[Dataset records]
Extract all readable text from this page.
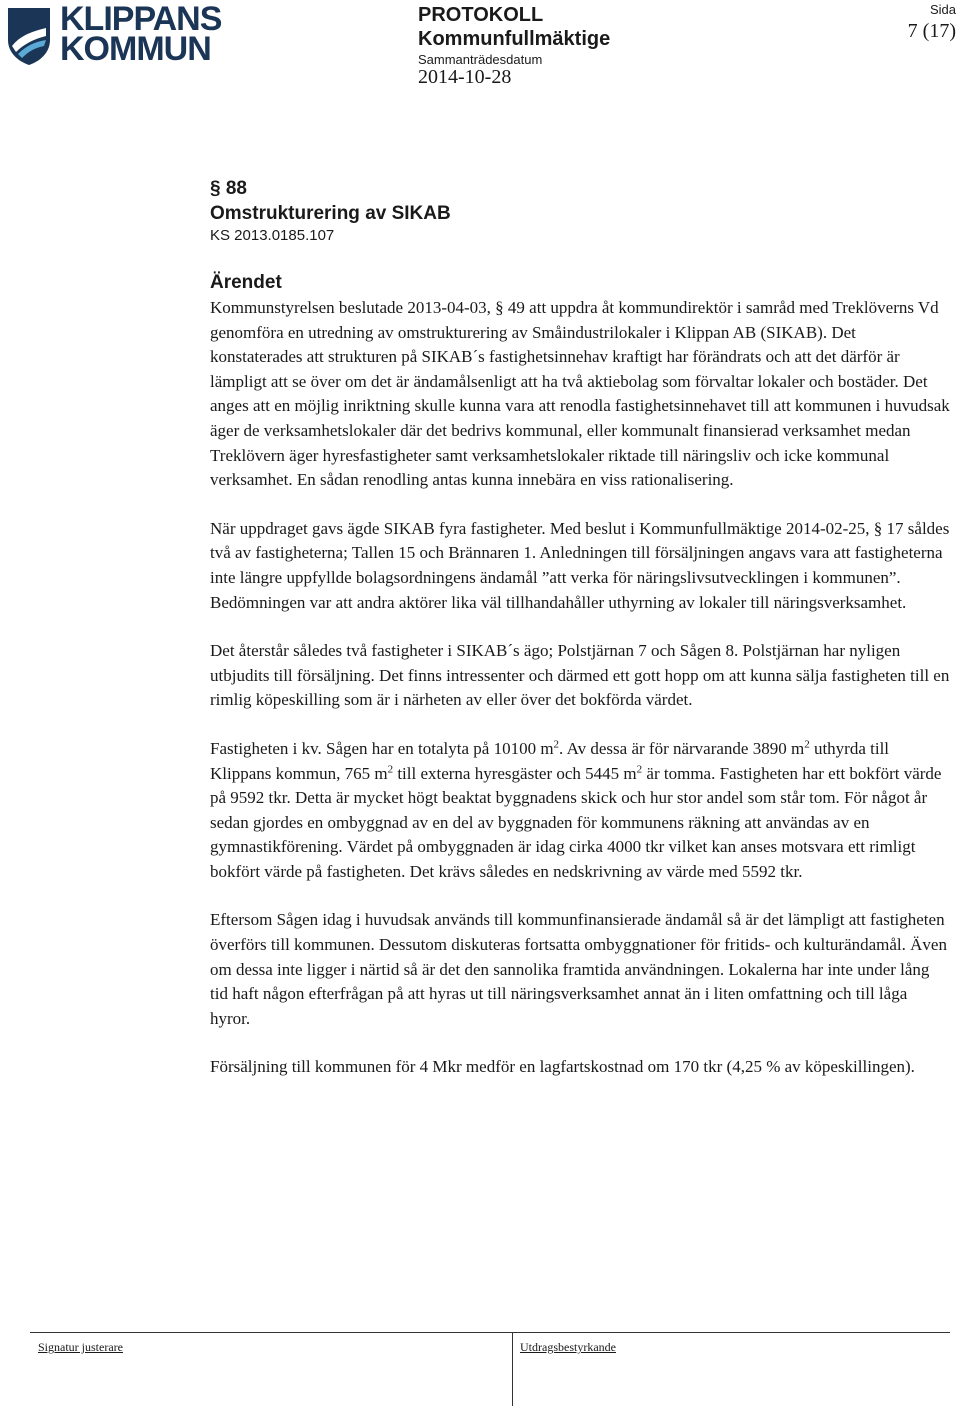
KLIPPANS
KOMMUN
PROTOKOLL
Kommunfullmäktige
Sammanträdesdatum
2014-10-28
Sida
7 (17)
§ 88
Omstrukturering av SIKAB
KS 2013.0185.107
Ärendet

Kommunstyrelsen beslutade 2013-04-03, § 49 att uppdra åt kommundirektör i samråd med Treklöverns Vd genomföra en utredning av omstrukturering av Småindustrilokaler i Klippan AB (SIKAB). Det konstaterades att strukturen på SIKAB´s fastighetsinnehav kraftigt har förändrats och att det därför är lämpligt att se över om det är ändamålsenligt att ha två aktiebolag som förvaltar lokaler och bostäder. Det anges att en möjlig inriktning skulle kunna vara att renodla fastighetsinnehavet till att kommunen i huvudsak äger de verksamhetslokaler där det bedrivs kommunal, eller kommunalt finansierad verksamhet medan Treklövern äger hyresfastigheter samt verksamhetslokaler riktade till näringsliv och icke kommunal verksamhet. En sådan renodling antas kunna innebära en viss rationalisering.

När uppdraget gavs ägde SIKAB fyra fastigheter. Med beslut i Kommunfullmäktige 2014-02-25, § 17 såldes två av fastigheterna; Tallen 15 och Brännaren 1. Anledningen till försäljningen angavs vara att fastigheterna inte längre uppfyllde bolagsordningens ändamål ”att verka för näringslivsutvecklingen i kommunen”. Bedömningen var att andra aktörer lika väl tillhandahåller uthyrning av lokaler till näringsverksamhet.

Det återstår således två fastigheter i SIKAB´s ägo; Polstjärnan 7 och Sågen 8. Polstjärnan har nyligen utbjudits till försäljning. Det finns intressenter och därmed ett gott hopp om att kunna sälja fastigheten till en rimlig köpeskilling som är i närheten av eller över det bokförda värdet.

Fastigheten i kv. Sågen har en totalyta på 10100 $m^2$. Av dessa är för närvarande 3890 $m^2$ uthyrda till Klippans kommun, 765 $m^2$ till externa hyresgäster och 5445 $m^2$ är tomma. Fastigheten har ett bokfört värde på 9592 tkr. Detta är mycket högt beaktat byggnadens skick och hur stor andel som står tom. För något år sedan gjordes en ombyggnad av en del av byggnaden för kommunens räkning att användas av en gymnastikförening. Värdet på ombyggnaden är idag cirka 4000 tkr vilket kan anses motsvara ett rimligt bokfört värde på fastigheten. Det krävs således en nedskrivning av värde med 5592 tkr.

Eftersom Sågen idag i huvudsak används till kommunfinansierade ändamål så är det lämpligt att fastigheten överförs till kommunen. Dessutom diskuteras fortsatta ombyggnationer för fritids- och kulturändamål. Även om dessa inte ligger i närtid så är det den sannolika framtida användningen. Lokalerna har inte under lång tid haft någon efterfrågan på att hyras ut till näringsverksamhet annat än i liten omfattning och till låga hyror.

Försäljning till kommunen för 4 Mkr medför en lagfartskostnad om 170 tkr (4,25 % av köpeskillingen).

Signatur justerare	Utdragsbestyrkande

__PROBLEM DETAILS__.
Please copy the lines above exactly as written, apart from any pictures.

__EXPECTED OUTPUT__.
Extract all readable text from this page.
KLIPPANS
KOMMUN
PROTOKOLL
Kommunfullmäktige
Sammanträdesdatum
2014-10-28
Sida
7 (17)
§ 88
Omstrukturering av SIKAB
KS 2013.0185.107
Ärendet

Kommunstyrelsen beslutade 2013-04-03, § 49 att uppdra åt kommundirektör i samråd med Treklöverns Vd genomföra en utredning av omstrukturering av Småindustrilokaler i Klippan AB (SIKAB). Det konstaterades att strukturen på SIKAB´s fastighetsinnehav kraftigt har förändrats och att det därför är lämpligt att se över om det är ändamålsenligt att ha två aktiebolag som förvaltar lokaler och bostäder. Det anges att en möjlig inriktning skulle kunna vara att renodla fastighetsinnehavet till att kommunen i huvudsak äger de verksamhetslokaler där det bedrivs kommunal, eller kommunalt finansierad verksamhet medan Treklövern äger hyresfastigheter samt verksamhetslokaler riktade till näringsliv och icke kommunal verksamhet. En sådan renodling antas kunna innebära en viss rationalisering.

När uppdraget gavs ägde SIKAB fyra fastigheter. Med beslut i Kommunfullmäktige 2014-02-25, § 17 såldes två av fastigheterna; Tallen 15 och Brännaren 1. Anledningen till försäljningen angavs vara att fastigheterna inte längre uppfyllde bolagsordningens ändamål ”att verka för näringslivsutvecklingen i kommunen”. Bedömningen var att andra aktörer lika väl tillhandahåller uthyrning av lokaler till näringsverksamhet.

Det återstår således två fastigheter i SIKAB´s ägo; Polstjärnan 7 och Sågen 8. Polstjärnan har nyligen utbjudits till försäljning. Det finns intressenter och därmed ett gott hopp om att kunna sälja fastigheten till en rimlig köpeskilling som är i närheten av eller över det bokförda värdet.

Fastigheten i kv. Sågen har en totalyta på 10100 $m^2$. Av dessa är för närvarande 3890 $m^2$ uthyrda till Klippans kommun, 765 $m^2$ till externa hyresgäster och 5445 $m^2$ är tomma. Fastigheten har ett bokfört värde på 9592 tkr. Detta är mycket högt beaktat byggnadens skick och hur stor andel som står tom. För något år sedan gjordes en ombyggnad av en del av byggnaden för kommunens räkning att användas av en gymnastikförening. Värdet på ombyggnaden är idag cirka 4000 tkr vilket kan anses motsvara ett rimligt bokfört värde på fastigheten. Det krävs således en nedskrivning av värde med 5592 tkr.

Eftersom Sågen idag i huvudsak används till kommunfinansierade ändamål så är det lämpligt att fastigheten överförs till kommunen. Dessutom diskuteras fortsatta ombyggnationer för fritids- och kulturändamål. Även om dessa inte ligger i närtid så är det den sannolika framtida användningen. Lokalerna har inte under lång tid haft någon efterfrågan på att hyras ut till näringsverksamhet annat än i liten omfattning och till låga hyror.

Försäljning till kommunen för 4 Mkr medför en lagfartskostnad om 170 tkr (4,25 % av köpeskillingen).

Signatur justerare	Utdragsbestyrkande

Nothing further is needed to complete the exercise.